[Extracted records]
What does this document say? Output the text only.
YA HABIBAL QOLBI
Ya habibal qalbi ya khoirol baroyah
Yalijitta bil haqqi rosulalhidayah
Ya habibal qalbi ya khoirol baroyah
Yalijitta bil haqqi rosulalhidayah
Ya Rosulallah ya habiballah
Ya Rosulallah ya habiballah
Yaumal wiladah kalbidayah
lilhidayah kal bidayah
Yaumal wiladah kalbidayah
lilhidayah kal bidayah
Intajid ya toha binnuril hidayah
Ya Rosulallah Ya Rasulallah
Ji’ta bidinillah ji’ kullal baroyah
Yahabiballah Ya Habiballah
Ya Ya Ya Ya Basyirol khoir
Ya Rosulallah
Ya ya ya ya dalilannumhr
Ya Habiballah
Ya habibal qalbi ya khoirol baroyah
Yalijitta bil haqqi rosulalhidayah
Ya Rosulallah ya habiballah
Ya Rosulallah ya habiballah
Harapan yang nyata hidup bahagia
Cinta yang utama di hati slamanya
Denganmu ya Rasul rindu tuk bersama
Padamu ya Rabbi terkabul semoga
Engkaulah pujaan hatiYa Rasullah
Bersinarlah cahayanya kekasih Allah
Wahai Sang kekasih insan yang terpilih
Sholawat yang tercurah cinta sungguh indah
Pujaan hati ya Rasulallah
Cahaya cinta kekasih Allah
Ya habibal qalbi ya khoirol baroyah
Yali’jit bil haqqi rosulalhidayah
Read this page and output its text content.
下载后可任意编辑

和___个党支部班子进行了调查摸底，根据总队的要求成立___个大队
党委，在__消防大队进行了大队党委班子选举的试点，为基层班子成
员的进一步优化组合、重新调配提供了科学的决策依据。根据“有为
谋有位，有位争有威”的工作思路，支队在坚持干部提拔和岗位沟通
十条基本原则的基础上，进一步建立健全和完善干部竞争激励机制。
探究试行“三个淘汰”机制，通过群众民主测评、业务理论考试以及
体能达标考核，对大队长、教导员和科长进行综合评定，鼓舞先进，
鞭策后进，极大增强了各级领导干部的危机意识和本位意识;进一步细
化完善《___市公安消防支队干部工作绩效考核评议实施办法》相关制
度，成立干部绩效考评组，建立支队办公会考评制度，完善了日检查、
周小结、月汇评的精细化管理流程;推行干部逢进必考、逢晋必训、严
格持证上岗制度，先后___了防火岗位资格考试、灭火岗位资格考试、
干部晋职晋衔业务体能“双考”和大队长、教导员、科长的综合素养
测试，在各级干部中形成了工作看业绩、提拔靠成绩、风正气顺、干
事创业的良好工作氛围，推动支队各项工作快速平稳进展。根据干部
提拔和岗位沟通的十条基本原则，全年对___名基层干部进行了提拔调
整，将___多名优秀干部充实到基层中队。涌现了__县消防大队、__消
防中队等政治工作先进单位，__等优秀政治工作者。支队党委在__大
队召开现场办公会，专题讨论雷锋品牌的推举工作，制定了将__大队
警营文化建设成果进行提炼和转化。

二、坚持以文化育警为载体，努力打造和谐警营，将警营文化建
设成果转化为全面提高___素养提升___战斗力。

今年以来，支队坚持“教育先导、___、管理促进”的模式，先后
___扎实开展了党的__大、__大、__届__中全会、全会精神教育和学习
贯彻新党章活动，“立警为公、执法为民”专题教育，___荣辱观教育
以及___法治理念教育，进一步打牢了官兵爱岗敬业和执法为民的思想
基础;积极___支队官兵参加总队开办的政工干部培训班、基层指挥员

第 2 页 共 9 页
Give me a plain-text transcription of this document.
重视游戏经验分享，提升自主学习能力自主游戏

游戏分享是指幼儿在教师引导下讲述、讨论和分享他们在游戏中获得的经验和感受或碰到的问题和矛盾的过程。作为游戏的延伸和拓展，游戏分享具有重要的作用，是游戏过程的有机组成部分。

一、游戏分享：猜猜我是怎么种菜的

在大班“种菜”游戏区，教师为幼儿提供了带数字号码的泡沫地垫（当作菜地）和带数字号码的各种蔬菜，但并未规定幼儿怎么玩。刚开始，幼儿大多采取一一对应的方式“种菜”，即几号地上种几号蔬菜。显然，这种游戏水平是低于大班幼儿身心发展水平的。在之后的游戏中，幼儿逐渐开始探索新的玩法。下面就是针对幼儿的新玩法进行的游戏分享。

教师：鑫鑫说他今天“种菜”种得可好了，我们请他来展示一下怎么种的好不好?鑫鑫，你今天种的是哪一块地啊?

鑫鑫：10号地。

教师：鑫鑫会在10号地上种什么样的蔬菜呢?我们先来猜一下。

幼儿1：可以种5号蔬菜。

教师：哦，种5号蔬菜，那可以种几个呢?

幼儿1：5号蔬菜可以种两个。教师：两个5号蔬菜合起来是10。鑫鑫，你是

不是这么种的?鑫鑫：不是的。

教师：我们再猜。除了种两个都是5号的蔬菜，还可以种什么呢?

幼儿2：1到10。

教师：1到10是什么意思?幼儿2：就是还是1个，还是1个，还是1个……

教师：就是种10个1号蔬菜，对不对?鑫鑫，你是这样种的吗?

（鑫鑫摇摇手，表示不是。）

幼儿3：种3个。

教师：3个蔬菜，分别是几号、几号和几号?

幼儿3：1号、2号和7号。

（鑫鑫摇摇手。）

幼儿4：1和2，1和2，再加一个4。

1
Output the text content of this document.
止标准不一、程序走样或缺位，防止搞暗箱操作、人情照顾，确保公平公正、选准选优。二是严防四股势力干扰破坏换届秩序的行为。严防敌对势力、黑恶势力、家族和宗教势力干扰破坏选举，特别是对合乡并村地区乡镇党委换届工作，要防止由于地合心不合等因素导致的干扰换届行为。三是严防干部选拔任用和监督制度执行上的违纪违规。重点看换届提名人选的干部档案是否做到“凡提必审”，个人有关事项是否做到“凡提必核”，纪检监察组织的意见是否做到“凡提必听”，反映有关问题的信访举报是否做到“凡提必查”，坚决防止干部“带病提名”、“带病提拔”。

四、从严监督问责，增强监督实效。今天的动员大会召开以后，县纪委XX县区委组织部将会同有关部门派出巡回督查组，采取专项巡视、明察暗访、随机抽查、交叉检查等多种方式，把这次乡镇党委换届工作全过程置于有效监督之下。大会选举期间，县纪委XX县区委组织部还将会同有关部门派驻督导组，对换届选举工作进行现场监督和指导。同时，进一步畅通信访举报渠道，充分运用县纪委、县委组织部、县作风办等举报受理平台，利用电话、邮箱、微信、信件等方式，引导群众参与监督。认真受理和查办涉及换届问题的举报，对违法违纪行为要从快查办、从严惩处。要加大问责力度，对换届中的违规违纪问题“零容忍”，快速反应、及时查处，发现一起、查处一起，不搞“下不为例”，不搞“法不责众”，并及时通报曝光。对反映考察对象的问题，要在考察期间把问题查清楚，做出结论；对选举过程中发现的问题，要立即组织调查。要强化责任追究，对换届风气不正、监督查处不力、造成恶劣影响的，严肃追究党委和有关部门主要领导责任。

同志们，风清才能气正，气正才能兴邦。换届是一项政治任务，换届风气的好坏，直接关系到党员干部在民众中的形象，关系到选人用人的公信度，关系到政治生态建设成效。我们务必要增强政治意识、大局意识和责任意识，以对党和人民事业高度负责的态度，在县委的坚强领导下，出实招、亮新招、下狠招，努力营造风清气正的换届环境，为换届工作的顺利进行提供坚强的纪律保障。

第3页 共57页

• **Challenge**:
Gather every line from the listing above in which "yang" appears, and copy those lines.

• **Task result**:
Harapan yang nyata hidup bahagia
Cinta yang utama di hati slamanya
Wahai Sang kekasih insan yang terpilih
Sholawat yang tercurah cinta sungguh indah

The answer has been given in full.